'''

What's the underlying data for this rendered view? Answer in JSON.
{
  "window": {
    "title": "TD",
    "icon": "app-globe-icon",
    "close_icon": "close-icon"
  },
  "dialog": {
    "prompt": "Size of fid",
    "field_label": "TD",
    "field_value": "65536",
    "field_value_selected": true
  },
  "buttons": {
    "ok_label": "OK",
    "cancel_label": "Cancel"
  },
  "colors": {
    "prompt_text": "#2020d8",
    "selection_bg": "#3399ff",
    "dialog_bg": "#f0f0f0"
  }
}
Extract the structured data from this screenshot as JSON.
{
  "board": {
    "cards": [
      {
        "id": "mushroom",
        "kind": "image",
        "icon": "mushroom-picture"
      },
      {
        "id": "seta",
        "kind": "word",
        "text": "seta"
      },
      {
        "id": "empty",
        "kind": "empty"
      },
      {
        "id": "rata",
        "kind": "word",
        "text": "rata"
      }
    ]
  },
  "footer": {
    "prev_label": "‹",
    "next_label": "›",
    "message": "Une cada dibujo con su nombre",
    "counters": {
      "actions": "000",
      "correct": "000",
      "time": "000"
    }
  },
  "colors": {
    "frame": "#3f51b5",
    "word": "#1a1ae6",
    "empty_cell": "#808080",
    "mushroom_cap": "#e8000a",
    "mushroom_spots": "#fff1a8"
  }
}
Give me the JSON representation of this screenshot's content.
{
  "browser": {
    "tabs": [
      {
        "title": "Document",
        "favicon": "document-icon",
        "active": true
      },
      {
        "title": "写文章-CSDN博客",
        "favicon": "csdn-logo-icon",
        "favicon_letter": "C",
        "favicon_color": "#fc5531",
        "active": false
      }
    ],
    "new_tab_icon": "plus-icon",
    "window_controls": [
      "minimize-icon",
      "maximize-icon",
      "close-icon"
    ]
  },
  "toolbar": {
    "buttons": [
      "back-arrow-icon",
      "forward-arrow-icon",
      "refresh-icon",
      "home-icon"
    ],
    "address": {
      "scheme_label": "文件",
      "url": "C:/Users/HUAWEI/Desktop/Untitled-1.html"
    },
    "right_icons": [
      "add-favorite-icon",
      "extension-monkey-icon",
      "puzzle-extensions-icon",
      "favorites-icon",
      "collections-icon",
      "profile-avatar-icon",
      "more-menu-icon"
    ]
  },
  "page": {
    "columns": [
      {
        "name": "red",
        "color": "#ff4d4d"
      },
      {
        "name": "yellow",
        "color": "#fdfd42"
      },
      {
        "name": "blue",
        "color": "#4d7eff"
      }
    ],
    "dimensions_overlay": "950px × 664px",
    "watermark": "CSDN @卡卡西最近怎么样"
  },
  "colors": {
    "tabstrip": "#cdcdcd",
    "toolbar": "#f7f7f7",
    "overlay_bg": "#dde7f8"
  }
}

'''

[Short problem]: Recopy the entries above in their entirety, exactly.

[Solution to this problem]:
What's the underlying data for this rendered view? Answer in JSON.
{
  "window": {
    "title": "TD",
    "icon": "app-globe-icon",
    "close_icon": "close-icon"
  },
  "dialog": {
    "prompt": "Size of fid",
    "field_label": "TD",
    "field_value": "65536",
    "field_value_selected": true
  },
  "buttons": {
    "ok_label": "OK",
    "cancel_label": "Cancel"
  },
  "colors": {
    "prompt_text": "#2020d8",
    "selection_bg": "#3399ff",
    "dialog_bg": "#f0f0f0"
  }
}
Extract the structured data from this screenshot as JSON.
{
  "board": {
    "cards": [
      {
        "id": "mushroom",
        "kind": "image",
        "icon": "mushroom-picture"
      },
      {
        "id": "seta",
        "kind": "word",
        "text": "seta"
      },
      {
        "id": "empty",
        "kind": "empty"
      },
      {
        "id": "rata",
        "kind": "word",
        "text": "rata"
      }
    ]
  },
  "footer": {
    "prev_label": "‹",
    "next_label": "›",
    "message": "Une cada dibujo con su nombre",
    "counters": {
      "actions": "000",
      "correct": "000",
      "time": "000"
    }
  },
  "colors": {
    "frame": "#3f51b5",
    "word": "#1a1ae6",
    "empty_cell": "#808080",
    "mushroom_cap": "#e8000a",
    "mushroom_spots": "#fff1a8"
  }
}
Give me the JSON representation of this screenshot's content.
{
  "browser": {
    "tabs": [
      {
        "title": "Document",
        "favicon": "document-icon",
        "active": true
      },
      {
        "title": "写文章-CSDN博客",
        "favicon": "csdn-logo-icon",
        "favicon_letter": "C",
        "favicon_color": "#fc5531",
        "active": false
      }
    ],
    "new_tab_icon": "plus-icon",
    "window_controls": [
      "minimize-icon",
      "maximize-icon",
      "close-icon"
    ]
  },
  "toolbar": {
    "buttons": [
      "back-arrow-icon",
      "forward-arrow-icon",
      "refresh-icon",
      "home-icon"
    ],
    "address": {
      "scheme_label": "文件",
      "url": "C:/Users/HUAWEI/Desktop/Untitled-1.html"
    },
    "right_icons": [
      "add-favorite-icon",
      "extension-monkey-icon",
      "puzzle-extensions-icon",
      "favorites-icon",
      "collections-icon",
      "profile-avatar-icon",
      "more-menu-icon"
    ]
  },
  "page": {
    "columns": [
      {
        "name": "red",
        "color": "#ff4d4d"
      },
      {
        "name": "yellow",
        "color": "#fdfd42"
      },
      {
        "name": "blue",
        "color": "#4d7eff"
      }
    ],
    "dimensions_overlay": "950px × 664px",
    "watermark": "CSDN @卡卡西最近怎么样"
  },
  "colors": {
    "tabstrip": "#cdcdcd",
    "toolbar": "#f7f7f7",
    "overlay_bg": "#dde7f8"
  }
}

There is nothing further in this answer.